* TASK TO COMPLETE *
Pick out each line of the records in which the word "need" appears.

* GIVEN DATA *

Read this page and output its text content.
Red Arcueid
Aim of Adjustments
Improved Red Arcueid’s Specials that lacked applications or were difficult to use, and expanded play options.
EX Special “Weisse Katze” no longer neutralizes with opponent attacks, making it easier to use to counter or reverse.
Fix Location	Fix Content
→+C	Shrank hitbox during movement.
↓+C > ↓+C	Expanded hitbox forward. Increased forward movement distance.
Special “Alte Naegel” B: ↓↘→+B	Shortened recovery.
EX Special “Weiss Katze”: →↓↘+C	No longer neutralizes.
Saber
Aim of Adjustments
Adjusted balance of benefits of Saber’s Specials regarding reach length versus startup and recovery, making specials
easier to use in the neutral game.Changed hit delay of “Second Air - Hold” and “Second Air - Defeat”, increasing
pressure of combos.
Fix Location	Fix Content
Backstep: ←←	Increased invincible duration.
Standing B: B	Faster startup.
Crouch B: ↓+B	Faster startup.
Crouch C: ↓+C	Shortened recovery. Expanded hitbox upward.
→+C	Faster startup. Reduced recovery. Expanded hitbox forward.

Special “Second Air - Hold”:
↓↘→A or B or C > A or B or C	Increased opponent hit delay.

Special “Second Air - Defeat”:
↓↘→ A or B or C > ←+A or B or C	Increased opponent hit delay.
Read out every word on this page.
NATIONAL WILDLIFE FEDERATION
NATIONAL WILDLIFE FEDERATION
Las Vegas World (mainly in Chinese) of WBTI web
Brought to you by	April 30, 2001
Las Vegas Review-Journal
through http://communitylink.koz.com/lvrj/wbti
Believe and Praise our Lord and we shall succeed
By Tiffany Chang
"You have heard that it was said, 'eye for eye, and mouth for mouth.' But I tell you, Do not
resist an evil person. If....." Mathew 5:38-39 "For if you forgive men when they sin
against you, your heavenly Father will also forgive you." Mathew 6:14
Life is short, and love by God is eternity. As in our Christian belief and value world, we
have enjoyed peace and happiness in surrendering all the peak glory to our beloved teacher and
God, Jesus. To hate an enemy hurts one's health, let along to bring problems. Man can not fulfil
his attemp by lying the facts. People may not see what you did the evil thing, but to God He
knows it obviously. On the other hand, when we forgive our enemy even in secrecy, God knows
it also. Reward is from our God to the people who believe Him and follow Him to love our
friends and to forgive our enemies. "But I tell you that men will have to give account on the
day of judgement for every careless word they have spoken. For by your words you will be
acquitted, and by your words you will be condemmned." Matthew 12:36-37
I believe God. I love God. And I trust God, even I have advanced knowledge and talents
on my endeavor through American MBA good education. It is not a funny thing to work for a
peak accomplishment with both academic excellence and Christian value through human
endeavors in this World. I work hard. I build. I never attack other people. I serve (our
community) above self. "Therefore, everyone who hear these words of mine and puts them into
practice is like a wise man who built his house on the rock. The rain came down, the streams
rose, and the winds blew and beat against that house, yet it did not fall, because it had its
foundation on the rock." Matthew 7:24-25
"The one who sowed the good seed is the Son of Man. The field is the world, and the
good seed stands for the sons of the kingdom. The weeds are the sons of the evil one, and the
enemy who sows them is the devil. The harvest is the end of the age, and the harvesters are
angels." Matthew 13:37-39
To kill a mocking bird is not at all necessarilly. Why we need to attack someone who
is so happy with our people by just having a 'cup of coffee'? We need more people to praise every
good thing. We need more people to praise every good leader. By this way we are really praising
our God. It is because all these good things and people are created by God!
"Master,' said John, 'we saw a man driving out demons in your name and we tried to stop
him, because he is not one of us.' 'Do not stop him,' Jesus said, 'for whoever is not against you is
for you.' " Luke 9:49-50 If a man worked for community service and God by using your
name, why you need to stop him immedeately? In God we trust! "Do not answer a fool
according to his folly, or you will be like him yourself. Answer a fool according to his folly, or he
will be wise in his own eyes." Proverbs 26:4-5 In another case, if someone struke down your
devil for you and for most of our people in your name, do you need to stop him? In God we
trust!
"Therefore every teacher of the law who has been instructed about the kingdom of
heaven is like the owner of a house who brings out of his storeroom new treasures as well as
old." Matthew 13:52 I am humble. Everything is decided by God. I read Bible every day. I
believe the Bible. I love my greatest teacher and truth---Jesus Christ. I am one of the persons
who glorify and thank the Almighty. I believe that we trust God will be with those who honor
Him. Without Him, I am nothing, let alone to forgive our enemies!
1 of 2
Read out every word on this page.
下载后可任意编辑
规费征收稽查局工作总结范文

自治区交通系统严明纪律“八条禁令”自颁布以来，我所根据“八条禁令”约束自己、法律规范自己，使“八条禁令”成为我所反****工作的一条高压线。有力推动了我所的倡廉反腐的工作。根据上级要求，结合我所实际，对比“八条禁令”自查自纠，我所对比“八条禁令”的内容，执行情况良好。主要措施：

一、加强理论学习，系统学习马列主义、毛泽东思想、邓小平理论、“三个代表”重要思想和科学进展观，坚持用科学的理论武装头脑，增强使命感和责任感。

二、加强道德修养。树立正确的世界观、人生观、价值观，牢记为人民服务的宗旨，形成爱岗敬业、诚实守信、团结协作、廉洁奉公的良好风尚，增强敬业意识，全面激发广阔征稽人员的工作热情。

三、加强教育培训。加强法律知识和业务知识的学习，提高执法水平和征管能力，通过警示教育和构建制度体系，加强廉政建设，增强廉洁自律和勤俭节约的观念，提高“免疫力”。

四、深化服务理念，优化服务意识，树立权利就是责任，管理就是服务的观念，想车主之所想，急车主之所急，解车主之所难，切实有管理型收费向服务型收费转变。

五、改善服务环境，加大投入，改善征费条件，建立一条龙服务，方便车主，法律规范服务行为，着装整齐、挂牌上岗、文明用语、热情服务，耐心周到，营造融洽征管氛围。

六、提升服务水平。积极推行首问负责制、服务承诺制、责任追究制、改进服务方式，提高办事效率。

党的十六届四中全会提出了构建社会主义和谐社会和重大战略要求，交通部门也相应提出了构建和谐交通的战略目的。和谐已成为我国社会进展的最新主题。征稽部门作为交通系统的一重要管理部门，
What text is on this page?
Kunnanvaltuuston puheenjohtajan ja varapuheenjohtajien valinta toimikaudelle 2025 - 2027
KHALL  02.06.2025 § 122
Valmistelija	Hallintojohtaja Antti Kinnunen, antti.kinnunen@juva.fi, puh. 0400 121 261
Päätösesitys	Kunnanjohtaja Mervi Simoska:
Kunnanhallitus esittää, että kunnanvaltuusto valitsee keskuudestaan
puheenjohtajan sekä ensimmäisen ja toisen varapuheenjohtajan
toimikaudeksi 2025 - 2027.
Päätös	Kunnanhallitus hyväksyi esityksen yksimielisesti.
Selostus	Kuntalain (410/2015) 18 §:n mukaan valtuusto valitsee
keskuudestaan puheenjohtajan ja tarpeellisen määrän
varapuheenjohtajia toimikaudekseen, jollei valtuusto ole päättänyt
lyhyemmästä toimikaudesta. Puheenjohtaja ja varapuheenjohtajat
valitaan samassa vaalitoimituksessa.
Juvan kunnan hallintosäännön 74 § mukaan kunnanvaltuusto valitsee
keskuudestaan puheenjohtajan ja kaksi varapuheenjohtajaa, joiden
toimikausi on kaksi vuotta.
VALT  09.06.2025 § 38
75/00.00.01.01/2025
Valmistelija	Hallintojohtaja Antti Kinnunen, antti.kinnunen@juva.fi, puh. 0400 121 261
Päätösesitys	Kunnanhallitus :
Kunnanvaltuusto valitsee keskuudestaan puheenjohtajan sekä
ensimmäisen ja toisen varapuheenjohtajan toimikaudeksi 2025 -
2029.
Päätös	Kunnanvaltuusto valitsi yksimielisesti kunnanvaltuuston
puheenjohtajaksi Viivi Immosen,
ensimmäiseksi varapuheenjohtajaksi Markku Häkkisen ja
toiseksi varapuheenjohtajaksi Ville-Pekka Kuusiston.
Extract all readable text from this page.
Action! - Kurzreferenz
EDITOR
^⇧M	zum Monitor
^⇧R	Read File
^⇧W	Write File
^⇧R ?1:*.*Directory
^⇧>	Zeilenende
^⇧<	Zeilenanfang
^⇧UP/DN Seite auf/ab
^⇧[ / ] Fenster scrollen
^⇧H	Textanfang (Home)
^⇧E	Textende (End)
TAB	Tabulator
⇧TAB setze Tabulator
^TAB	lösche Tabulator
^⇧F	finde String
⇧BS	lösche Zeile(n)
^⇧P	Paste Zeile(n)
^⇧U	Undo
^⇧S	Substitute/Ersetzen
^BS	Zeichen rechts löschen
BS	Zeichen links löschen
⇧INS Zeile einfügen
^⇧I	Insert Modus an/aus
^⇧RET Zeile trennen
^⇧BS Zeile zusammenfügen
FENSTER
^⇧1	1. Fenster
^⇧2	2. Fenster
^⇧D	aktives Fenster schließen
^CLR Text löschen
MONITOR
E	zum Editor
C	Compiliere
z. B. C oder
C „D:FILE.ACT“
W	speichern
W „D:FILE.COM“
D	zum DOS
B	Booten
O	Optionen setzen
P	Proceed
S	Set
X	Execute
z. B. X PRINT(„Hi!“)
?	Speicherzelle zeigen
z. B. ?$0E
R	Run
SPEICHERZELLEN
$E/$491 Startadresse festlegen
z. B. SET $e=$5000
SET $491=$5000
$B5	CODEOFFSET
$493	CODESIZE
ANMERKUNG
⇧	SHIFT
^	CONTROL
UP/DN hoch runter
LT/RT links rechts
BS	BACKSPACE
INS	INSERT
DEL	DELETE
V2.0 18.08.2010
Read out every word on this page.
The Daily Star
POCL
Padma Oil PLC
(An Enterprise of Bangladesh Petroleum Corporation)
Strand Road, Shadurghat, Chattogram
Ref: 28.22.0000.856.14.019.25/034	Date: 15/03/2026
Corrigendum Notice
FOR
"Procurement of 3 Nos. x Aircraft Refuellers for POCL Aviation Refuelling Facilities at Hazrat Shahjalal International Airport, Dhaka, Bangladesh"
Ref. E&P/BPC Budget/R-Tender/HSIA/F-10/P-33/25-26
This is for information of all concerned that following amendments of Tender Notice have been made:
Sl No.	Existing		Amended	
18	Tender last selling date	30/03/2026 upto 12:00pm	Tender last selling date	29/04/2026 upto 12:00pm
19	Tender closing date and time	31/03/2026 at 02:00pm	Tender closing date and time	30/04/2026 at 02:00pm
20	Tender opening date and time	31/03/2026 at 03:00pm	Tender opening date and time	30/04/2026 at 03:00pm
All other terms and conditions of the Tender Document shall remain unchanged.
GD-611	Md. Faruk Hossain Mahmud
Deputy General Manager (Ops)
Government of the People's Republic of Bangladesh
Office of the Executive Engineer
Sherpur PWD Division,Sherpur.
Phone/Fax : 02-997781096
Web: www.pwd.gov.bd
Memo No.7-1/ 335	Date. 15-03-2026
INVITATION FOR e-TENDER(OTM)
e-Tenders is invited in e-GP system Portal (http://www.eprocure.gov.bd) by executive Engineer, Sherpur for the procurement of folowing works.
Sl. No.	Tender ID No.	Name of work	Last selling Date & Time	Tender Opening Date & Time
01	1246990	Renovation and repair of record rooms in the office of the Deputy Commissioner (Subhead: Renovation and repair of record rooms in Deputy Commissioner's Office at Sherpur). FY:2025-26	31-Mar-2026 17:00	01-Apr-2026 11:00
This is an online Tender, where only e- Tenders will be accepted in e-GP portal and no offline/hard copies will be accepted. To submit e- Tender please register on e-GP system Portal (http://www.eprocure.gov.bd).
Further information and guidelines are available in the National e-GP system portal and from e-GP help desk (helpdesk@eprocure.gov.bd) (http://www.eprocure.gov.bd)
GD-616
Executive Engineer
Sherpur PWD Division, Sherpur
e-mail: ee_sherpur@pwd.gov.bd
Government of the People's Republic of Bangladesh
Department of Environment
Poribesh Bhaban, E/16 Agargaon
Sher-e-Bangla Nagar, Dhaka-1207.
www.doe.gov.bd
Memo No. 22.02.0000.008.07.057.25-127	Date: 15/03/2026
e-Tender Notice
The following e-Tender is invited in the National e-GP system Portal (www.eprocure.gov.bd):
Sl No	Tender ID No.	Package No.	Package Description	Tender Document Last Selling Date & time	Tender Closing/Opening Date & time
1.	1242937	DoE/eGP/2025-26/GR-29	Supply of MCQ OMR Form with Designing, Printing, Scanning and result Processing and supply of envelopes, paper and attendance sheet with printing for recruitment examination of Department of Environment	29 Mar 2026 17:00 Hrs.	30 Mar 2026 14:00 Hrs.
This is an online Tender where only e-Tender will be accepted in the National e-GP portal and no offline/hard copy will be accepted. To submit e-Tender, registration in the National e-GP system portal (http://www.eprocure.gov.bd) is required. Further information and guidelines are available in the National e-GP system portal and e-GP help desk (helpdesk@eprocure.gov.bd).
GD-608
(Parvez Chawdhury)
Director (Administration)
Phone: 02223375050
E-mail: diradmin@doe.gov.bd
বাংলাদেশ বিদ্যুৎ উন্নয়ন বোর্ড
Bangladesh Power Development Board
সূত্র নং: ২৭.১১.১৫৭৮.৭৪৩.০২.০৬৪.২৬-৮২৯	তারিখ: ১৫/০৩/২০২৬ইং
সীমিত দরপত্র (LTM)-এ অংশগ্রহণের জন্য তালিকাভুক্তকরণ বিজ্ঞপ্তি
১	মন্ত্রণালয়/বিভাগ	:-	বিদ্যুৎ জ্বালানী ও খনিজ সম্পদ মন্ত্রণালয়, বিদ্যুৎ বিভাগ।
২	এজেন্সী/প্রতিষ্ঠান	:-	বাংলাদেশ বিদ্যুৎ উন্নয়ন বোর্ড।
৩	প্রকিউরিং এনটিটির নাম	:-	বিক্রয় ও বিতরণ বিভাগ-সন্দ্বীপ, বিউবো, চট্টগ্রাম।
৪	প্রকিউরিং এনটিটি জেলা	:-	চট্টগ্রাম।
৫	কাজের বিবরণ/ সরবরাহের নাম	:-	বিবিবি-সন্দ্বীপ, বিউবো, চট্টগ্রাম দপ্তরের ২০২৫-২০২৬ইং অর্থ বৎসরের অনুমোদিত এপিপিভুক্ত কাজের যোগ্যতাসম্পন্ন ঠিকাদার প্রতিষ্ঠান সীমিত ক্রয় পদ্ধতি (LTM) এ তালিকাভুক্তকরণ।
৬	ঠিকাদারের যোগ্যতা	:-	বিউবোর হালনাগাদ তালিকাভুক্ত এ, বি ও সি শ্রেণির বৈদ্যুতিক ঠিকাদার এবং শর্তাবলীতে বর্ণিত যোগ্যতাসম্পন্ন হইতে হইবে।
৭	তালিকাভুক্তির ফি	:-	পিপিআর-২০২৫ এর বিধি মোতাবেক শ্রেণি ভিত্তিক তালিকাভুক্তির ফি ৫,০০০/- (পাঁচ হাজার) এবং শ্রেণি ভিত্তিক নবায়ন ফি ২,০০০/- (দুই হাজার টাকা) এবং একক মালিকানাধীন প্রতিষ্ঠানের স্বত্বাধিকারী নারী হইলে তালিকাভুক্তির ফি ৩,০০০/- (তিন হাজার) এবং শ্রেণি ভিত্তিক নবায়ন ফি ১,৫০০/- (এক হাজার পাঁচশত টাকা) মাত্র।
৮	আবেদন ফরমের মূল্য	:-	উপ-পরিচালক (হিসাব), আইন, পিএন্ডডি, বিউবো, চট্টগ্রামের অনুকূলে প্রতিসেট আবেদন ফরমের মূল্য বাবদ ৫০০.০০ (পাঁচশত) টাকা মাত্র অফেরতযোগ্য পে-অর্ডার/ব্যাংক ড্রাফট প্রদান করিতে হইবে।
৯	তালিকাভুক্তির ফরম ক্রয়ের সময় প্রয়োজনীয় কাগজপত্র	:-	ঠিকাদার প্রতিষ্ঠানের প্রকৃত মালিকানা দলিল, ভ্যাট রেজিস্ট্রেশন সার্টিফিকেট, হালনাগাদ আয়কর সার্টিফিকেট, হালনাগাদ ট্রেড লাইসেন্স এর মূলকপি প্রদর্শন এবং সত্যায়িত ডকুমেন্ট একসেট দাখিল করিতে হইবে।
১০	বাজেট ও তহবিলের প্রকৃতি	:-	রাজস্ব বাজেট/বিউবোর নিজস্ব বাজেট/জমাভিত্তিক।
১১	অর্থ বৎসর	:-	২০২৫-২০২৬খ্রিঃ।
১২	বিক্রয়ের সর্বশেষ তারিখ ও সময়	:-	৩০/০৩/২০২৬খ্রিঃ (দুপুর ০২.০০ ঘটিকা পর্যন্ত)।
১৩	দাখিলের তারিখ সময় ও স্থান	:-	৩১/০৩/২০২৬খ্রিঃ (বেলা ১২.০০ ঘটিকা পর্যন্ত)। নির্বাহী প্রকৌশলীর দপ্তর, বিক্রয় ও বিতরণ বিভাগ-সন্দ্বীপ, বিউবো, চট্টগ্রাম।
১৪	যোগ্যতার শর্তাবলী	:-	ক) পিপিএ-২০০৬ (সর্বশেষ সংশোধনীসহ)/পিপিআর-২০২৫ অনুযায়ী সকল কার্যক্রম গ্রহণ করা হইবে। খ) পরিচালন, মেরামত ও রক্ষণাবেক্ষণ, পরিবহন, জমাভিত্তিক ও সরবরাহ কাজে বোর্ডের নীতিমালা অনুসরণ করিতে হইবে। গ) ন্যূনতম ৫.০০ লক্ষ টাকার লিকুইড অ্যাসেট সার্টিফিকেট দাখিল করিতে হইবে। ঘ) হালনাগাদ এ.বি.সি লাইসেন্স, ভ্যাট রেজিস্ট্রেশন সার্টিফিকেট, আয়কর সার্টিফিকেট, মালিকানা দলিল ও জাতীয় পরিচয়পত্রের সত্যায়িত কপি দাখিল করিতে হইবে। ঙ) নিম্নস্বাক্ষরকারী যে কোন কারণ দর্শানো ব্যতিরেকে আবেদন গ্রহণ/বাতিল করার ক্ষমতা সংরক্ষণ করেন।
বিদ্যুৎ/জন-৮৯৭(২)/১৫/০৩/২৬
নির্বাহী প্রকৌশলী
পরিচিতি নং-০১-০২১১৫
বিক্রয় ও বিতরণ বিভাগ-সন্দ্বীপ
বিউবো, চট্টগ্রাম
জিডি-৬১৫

* RESULT OF THIS EXERCISE *
To kill a mocking bird is not at all necessarilly. Why we need to attack someone who
is so happy with our people by just having a 'cup of coffee'? We need more people to praise every
good thing. We need more people to praise every good leader. By this way we are really praising
name, why you need to stop him immedeately? In God we trust! "Do not answer a fool
devil for you and for most of our people in your name, do you need to stop him? In God we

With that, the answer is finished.